Required work:
Check each line of the material below for "caption", then copy the ones that contain it.

Provided data:
____________

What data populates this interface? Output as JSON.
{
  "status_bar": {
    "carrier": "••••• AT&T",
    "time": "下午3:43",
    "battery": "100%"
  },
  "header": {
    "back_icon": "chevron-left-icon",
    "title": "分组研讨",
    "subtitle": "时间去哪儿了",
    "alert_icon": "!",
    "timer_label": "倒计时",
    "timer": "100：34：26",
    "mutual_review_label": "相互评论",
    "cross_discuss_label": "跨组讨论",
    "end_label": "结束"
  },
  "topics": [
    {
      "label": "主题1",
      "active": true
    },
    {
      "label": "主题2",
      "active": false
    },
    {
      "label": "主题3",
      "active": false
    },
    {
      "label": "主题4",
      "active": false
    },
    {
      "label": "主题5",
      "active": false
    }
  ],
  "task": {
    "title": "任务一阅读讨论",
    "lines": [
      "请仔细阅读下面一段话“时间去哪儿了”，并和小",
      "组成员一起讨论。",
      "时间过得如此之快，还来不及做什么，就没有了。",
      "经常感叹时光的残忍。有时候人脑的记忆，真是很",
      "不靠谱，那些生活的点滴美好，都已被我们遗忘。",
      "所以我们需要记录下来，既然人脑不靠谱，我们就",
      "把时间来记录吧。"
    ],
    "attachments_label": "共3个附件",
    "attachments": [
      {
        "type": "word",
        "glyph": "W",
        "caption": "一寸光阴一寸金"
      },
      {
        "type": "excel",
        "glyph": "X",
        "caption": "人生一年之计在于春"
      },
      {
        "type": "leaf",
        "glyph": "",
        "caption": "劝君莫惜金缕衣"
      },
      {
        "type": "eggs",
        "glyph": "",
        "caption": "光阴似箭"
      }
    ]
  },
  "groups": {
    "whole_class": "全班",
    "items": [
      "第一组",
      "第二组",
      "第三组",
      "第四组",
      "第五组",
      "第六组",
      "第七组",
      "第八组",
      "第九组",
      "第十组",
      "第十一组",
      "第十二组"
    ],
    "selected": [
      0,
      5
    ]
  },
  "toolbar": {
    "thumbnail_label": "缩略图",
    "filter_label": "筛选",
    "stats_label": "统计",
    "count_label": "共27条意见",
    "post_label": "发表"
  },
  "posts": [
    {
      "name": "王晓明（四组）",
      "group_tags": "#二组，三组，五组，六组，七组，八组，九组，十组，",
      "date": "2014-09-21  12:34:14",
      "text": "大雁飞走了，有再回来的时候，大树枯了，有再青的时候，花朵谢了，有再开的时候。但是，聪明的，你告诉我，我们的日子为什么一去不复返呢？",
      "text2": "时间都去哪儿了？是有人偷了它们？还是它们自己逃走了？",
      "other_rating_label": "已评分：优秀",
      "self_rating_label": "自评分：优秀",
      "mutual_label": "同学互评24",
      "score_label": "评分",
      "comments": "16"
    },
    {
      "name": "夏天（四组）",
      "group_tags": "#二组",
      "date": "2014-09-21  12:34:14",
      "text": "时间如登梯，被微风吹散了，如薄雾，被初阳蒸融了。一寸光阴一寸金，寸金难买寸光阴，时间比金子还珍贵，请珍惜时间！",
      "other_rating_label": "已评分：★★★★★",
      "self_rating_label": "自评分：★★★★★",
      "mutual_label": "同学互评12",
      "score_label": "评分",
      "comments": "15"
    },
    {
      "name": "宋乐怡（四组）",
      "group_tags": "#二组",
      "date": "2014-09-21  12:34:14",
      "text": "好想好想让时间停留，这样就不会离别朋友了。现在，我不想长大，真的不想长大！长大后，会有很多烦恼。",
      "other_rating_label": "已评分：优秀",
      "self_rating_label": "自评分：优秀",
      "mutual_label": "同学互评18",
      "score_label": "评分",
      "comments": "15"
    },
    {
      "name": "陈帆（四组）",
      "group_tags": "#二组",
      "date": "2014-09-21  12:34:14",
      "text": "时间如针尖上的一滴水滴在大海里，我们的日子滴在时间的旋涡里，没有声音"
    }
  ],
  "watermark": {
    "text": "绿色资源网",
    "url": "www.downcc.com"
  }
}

____________

Task answer:
        "caption": "一寸光阴一寸金"
        "caption": "人生一年之计在于春"
        "caption": "劝君莫惜金缕衣"
        "caption": "光阴似箭"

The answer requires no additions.